To do:
Which lines in the records below contain the word "icon"? Copy each one out.

Data for the task:
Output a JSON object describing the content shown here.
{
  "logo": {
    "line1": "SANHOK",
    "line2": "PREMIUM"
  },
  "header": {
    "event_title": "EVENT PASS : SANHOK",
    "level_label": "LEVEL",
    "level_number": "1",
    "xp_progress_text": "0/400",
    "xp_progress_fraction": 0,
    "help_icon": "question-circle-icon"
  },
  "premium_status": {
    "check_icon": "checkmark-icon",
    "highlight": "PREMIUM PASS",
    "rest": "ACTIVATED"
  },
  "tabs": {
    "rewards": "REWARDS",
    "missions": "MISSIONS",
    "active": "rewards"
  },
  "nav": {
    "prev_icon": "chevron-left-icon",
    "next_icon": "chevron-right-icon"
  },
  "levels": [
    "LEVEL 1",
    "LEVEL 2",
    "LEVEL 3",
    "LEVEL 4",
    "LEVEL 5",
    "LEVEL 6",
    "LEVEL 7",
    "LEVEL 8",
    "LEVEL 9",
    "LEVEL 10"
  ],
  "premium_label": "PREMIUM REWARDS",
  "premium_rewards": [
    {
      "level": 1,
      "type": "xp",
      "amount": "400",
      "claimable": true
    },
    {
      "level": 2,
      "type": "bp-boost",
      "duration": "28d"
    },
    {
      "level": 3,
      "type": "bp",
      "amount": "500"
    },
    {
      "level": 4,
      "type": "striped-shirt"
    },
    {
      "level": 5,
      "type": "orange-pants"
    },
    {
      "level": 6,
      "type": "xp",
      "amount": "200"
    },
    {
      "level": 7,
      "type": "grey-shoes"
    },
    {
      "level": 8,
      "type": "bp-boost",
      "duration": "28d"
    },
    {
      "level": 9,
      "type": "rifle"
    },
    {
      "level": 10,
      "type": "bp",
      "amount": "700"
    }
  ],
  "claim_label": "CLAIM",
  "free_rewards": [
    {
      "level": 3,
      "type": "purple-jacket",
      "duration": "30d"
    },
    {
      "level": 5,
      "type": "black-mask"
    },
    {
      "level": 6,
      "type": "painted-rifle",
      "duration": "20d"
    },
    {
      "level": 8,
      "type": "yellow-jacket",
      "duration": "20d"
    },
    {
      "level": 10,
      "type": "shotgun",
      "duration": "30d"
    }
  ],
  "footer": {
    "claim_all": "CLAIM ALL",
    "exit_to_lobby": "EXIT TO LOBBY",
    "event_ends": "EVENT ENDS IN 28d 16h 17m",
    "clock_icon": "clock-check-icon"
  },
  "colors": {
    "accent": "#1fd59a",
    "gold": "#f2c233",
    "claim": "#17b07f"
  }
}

Solved exercise:
    "help_icon": "question-circle-icon"
    "check_icon": "checkmark-icon",
    "prev_icon": "chevron-left-icon",
    "next_icon": "chevron-right-icon"
    "clock_icon": "clock-check-icon"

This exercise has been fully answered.